Data provided:
:::::

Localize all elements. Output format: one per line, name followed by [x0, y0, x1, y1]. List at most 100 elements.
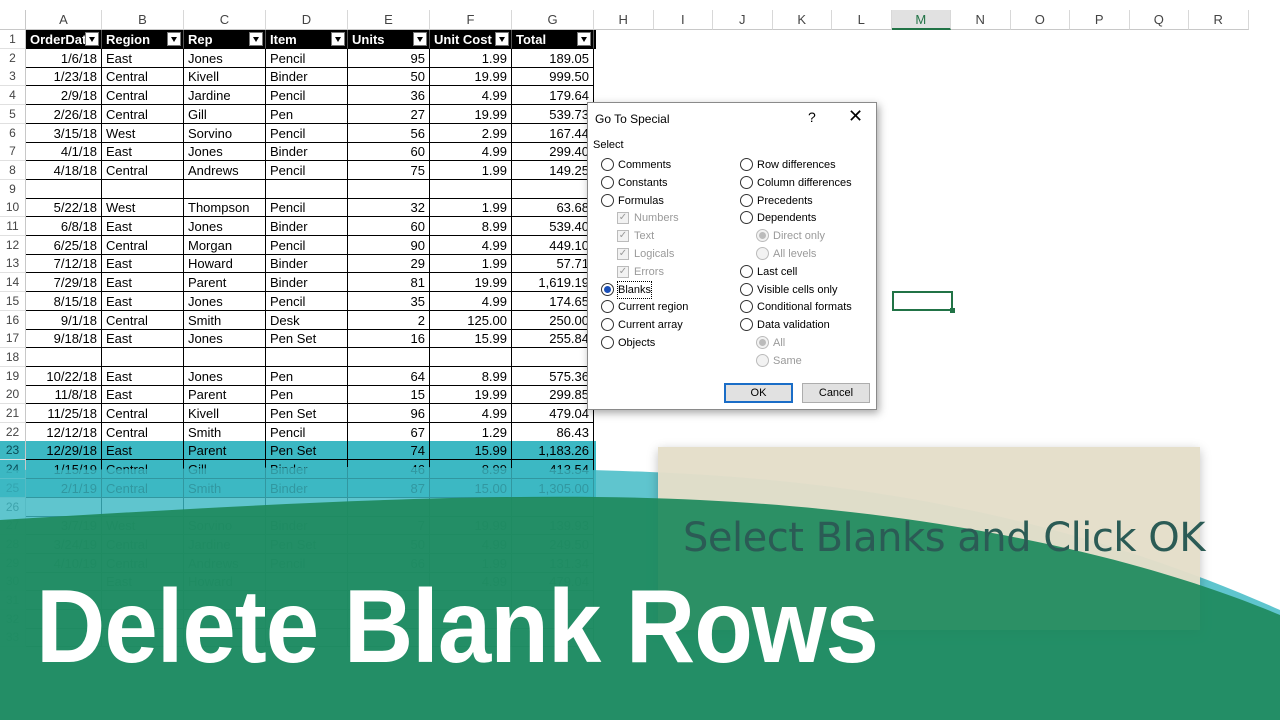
column-header-M[interactable]: M	[891, 10, 951, 30]
column-header-C[interactable]: C	[184, 10, 266, 30]
table-cell[interactable]	[102, 497, 184, 517]
table-cell[interactable]	[26, 347, 102, 367]
table-cell[interactable]: Jones	[184, 48, 266, 68]
filter-dropdown-icon[interactable]	[167, 32, 181, 46]
table-cell[interactable]: 12/29/18	[26, 441, 102, 461]
row-number[interactable]: 3	[0, 67, 26, 87]
table-cell[interactable]: 7/29/18	[26, 273, 102, 293]
table-cell[interactable]	[102, 347, 184, 367]
table-cell[interactable]: 7/12/18	[26, 254, 102, 274]
table-cell[interactable]: Binder	[266, 516, 348, 536]
table-cell[interactable]: Jardine	[184, 86, 266, 106]
table-cell[interactable]: Central	[102, 160, 184, 180]
table-cell[interactable]	[348, 347, 430, 367]
table-cell[interactable]: 4.99	[430, 404, 512, 423]
table-cell[interactable]: Pen	[266, 385, 348, 405]
table-cell[interactable]: 167.44	[512, 123, 594, 143]
table-cell[interactable]: 189.05	[512, 48, 594, 68]
table-header-cell[interactable]: OrderDate	[26, 30, 102, 49]
table-cell[interactable]: Binder	[266, 142, 348, 162]
table-cell[interactable]: Central	[102, 86, 184, 106]
table-cell[interactable]: 4.99	[430, 86, 512, 106]
table-cell[interactable]: Pencil	[266, 123, 348, 143]
table-cell[interactable]: 413.54	[512, 460, 594, 480]
row-number[interactable]: 6	[0, 123, 26, 143]
table-cell[interactable]: 2/26/18	[26, 104, 102, 124]
table-cell[interactable]: 8.99	[430, 217, 512, 236]
row-number[interactable]: 22	[0, 422, 26, 442]
table-cell[interactable]: West	[102, 123, 184, 143]
table-cell[interactable]: 125.00	[430, 310, 512, 330]
row-number[interactable]: 8	[0, 160, 26, 180]
row-number[interactable]: 23	[0, 441, 26, 461]
table-cell[interactable]: Kivell	[184, 404, 266, 423]
table-cell[interactable]: East	[102, 48, 184, 68]
table-cell[interactable]: 539.40	[512, 217, 594, 236]
table-cell[interactable]: Binder	[266, 460, 348, 480]
filter-dropdown-icon[interactable]	[85, 32, 99, 46]
table-cell[interactable]	[430, 347, 512, 367]
table-cell[interactable]	[26, 179, 102, 199]
table-cell[interactable]: Binder	[266, 67, 348, 87]
row-number[interactable]: 12	[0, 235, 26, 255]
row-number[interactable]: 33	[0, 628, 26, 648]
table-cell[interactable]: 5/22/18	[26, 198, 102, 218]
table-cell[interactable]: 15	[348, 385, 430, 405]
table-cell[interactable]: 1,183.26	[512, 441, 594, 461]
row-number[interactable]: 27	[0, 516, 26, 536]
column-header-J[interactable]: J	[713, 10, 773, 30]
table-cell[interactable]	[102, 179, 184, 199]
table-cell[interactable]: Jones	[184, 329, 266, 349]
table-cell[interactable]: 575.36	[512, 366, 594, 386]
table-cell[interactable]	[348, 497, 430, 517]
row-number[interactable]: 15	[0, 291, 26, 311]
table-cell[interactable]: 74	[348, 441, 430, 461]
row-number[interactable]: 24	[0, 460, 26, 480]
table-cell[interactable]: 299.40	[512, 142, 594, 162]
table-cell[interactable]: Howard	[184, 254, 266, 274]
table-cell[interactable]: 149.25	[512, 160, 594, 180]
table-cell[interactable]: 179.64	[512, 86, 594, 106]
table-cell[interactable]: 9/18/18	[26, 329, 102, 349]
row-number[interactable]: 13	[0, 254, 26, 274]
table-cell[interactable]: Jones	[184, 291, 266, 311]
table-cell[interactable]: Central	[102, 404, 184, 423]
row-number[interactable]: 14	[0, 273, 26, 293]
table-cell[interactable]: Parent	[184, 273, 266, 293]
row-number[interactable]: 20	[0, 385, 26, 405]
table-cell[interactable]: East	[102, 142, 184, 162]
ok-button[interactable]: OK	[724, 383, 793, 403]
table-cell[interactable]: Pencil	[266, 48, 348, 68]
table-cell[interactable]: Gill	[184, 460, 266, 480]
table-cell[interactable]: East	[102, 273, 184, 293]
table-cell[interactable]: 15.00	[430, 478, 512, 498]
table-cell[interactable]: Smith	[184, 478, 266, 498]
table-cell[interactable]: 1/23/18	[26, 67, 102, 87]
table-header-cell[interactable]: Units	[348, 30, 430, 49]
table-cell[interactable]: East	[102, 217, 184, 236]
table-cell[interactable]: 6/8/18	[26, 217, 102, 236]
row-number[interactable]: 10	[0, 198, 26, 218]
filter-dropdown-icon[interactable]	[495, 32, 509, 46]
table-cell[interactable]: 35	[348, 291, 430, 311]
table-cell[interactable]: 479.04	[512, 404, 594, 423]
table-cell[interactable]: Pencil	[266, 86, 348, 106]
table-header-cell[interactable]: Rep	[184, 30, 266, 49]
table-cell[interactable]: East	[102, 441, 184, 461]
cancel-button[interactable]: Cancel	[802, 383, 870, 403]
table-cell[interactable]: 8.99	[430, 366, 512, 386]
close-icon[interactable]: ✕	[848, 107, 863, 125]
column-header-D[interactable]: D	[266, 10, 348, 30]
table-cell[interactable]: 90	[348, 235, 430, 255]
table-cell[interactable]: 1.99	[430, 198, 512, 218]
table-cell[interactable]: 999.50	[512, 67, 594, 87]
table-cell[interactable]: Jones	[184, 366, 266, 386]
table-cell[interactable]: 19.99	[430, 104, 512, 124]
table-cell[interactable]: 96	[348, 404, 430, 423]
table-cell[interactable]	[512, 497, 594, 517]
column-header-N[interactable]: N	[951, 10, 1011, 30]
table-cell[interactable]: 67	[348, 422, 430, 442]
table-cell[interactable]: East	[102, 329, 184, 349]
table-cell[interactable]: 1.99	[430, 254, 512, 274]
table-cell[interactable]: West	[102, 516, 184, 536]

:::::

Aim:
Update the listing by changing every "Binder" to "Folder" and leaving all other text unchanged. Omit the pictures from your answer.

Expected answer:
Localize all elements. Output format: one per line, name followed by [x0, y0, x1, y1]. List at most 100 elements.
column-header-M[interactable]: M	[891, 10, 951, 30]
column-header-C[interactable]: C	[184, 10, 266, 30]
table-cell[interactable]	[102, 497, 184, 517]
table-cell[interactable]	[26, 347, 102, 367]
table-cell[interactable]: Jones	[184, 48, 266, 68]
filter-dropdown-icon[interactable]	[167, 32, 181, 46]
table-cell[interactable]: 12/29/18	[26, 441, 102, 461]
row-number[interactable]: 3	[0, 67, 26, 87]
table-cell[interactable]: 7/29/18	[26, 273, 102, 293]
table-cell[interactable]	[102, 347, 184, 367]
table-cell[interactable]: 7/12/18	[26, 254, 102, 274]
table-cell[interactable]: Folder	[266, 516, 348, 536]
table-cell[interactable]: Jardine	[184, 86, 266, 106]
table-cell[interactable]: Central	[102, 160, 184, 180]
table-cell[interactable]	[348, 347, 430, 367]
table-cell[interactable]: 4.99	[430, 404, 512, 423]
table-cell[interactable]: Pen	[266, 385, 348, 405]
table-cell[interactable]: 167.44	[512, 123, 594, 143]
table-cell[interactable]: 189.05	[512, 48, 594, 68]
table-header-cell[interactable]: OrderDate	[26, 30, 102, 49]
table-cell[interactable]: Folder	[266, 142, 348, 162]
table-cell[interactable]: Central	[102, 86, 184, 106]
table-cell[interactable]: 4.99	[430, 86, 512, 106]
table-cell[interactable]: Pencil	[266, 123, 348, 143]
table-cell[interactable]: 413.54	[512, 460, 594, 480]
row-number[interactable]: 6	[0, 123, 26, 143]
table-cell[interactable]: 2/26/18	[26, 104, 102, 124]
table-cell[interactable]: 8.99	[430, 217, 512, 236]
row-number[interactable]: 22	[0, 422, 26, 442]
table-cell[interactable]: West	[102, 123, 184, 143]
table-cell[interactable]: 125.00	[430, 310, 512, 330]
row-number[interactable]: 8	[0, 160, 26, 180]
row-number[interactable]: 23	[0, 441, 26, 461]
table-cell[interactable]: Kivell	[184, 404, 266, 423]
table-cell[interactable]: East	[102, 48, 184, 68]
table-cell[interactable]: 539.40	[512, 217, 594, 236]
table-cell[interactable]: Folder	[266, 460, 348, 480]
filter-dropdown-icon[interactable]	[85, 32, 99, 46]
table-cell[interactable]	[430, 347, 512, 367]
table-cell[interactable]	[26, 179, 102, 199]
table-cell[interactable]: Folder	[266, 67, 348, 87]
row-number[interactable]: 12	[0, 235, 26, 255]
row-number[interactable]: 33	[0, 628, 26, 648]
table-cell[interactable]: 5/22/18	[26, 198, 102, 218]
table-cell[interactable]: 15	[348, 385, 430, 405]
table-cell[interactable]: 1,183.26	[512, 441, 594, 461]
row-number[interactable]: 27	[0, 516, 26, 536]
column-header-J[interactable]: J	[713, 10, 773, 30]
table-cell[interactable]	[102, 179, 184, 199]
table-cell[interactable]: Jones	[184, 329, 266, 349]
table-cell[interactable]: 575.36	[512, 366, 594, 386]
table-cell[interactable]	[348, 497, 430, 517]
row-number[interactable]: 15	[0, 291, 26, 311]
table-cell[interactable]: 74	[348, 441, 430, 461]
row-number[interactable]: 24	[0, 460, 26, 480]
table-cell[interactable]: 299.40	[512, 142, 594, 162]
table-cell[interactable]: Howard	[184, 254, 266, 274]
table-cell[interactable]: 149.25	[512, 160, 594, 180]
table-cell[interactable]: 179.64	[512, 86, 594, 106]
table-cell[interactable]: 9/18/18	[26, 329, 102, 349]
row-number[interactable]: 13	[0, 254, 26, 274]
table-cell[interactable]: Jones	[184, 291, 266, 311]
table-cell[interactable]: Central	[102, 404, 184, 423]
row-number[interactable]: 14	[0, 273, 26, 293]
table-cell[interactable]: Parent	[184, 273, 266, 293]
row-number[interactable]: 20	[0, 385, 26, 405]
table-cell[interactable]: East	[102, 142, 184, 162]
ok-button[interactable]: OK	[724, 383, 793, 403]
table-cell[interactable]: Pencil	[266, 48, 348, 68]
table-cell[interactable]: Gill	[184, 460, 266, 480]
table-cell[interactable]: East	[102, 273, 184, 293]
table-cell[interactable]: 15.00	[430, 478, 512, 498]
table-cell[interactable]: Smith	[184, 478, 266, 498]
table-cell[interactable]: 1/23/18	[26, 67, 102, 87]
table-header-cell[interactable]: Units	[348, 30, 430, 49]
table-cell[interactable]: East	[102, 217, 184, 236]
table-cell[interactable]: 6/8/18	[26, 217, 102, 236]
row-number[interactable]: 10	[0, 198, 26, 218]
filter-dropdown-icon[interactable]	[495, 32, 509, 46]
table-cell[interactable]: 35	[348, 291, 430, 311]
table-cell[interactable]: 479.04	[512, 404, 594, 423]
table-cell[interactable]: Pencil	[266, 86, 348, 106]
table-header-cell[interactable]: Rep	[184, 30, 266, 49]
table-cell[interactable]: East	[102, 441, 184, 461]
cancel-button[interactable]: Cancel	[802, 383, 870, 403]
table-cell[interactable]: 8.99	[430, 366, 512, 386]
close-icon[interactable]: ✕	[848, 107, 863, 125]
column-header-D[interactable]: D	[266, 10, 348, 30]
table-cell[interactable]: 90	[348, 235, 430, 255]
table-cell[interactable]: 1.99	[430, 198, 512, 218]
table-cell[interactable]: 999.50	[512, 67, 594, 87]
table-cell[interactable]: Jones	[184, 366, 266, 386]
table-cell[interactable]: 19.99	[430, 104, 512, 124]
table-cell[interactable]: 96	[348, 404, 430, 423]
table-cell[interactable]	[512, 497, 594, 517]
column-header-N[interactable]: N	[951, 10, 1011, 30]
table-cell[interactable]: 67	[348, 422, 430, 442]
table-cell[interactable]: East	[102, 329, 184, 349]
table-cell[interactable]: 1.99	[430, 254, 512, 274]
table-cell[interactable]: West	[102, 516, 184, 536]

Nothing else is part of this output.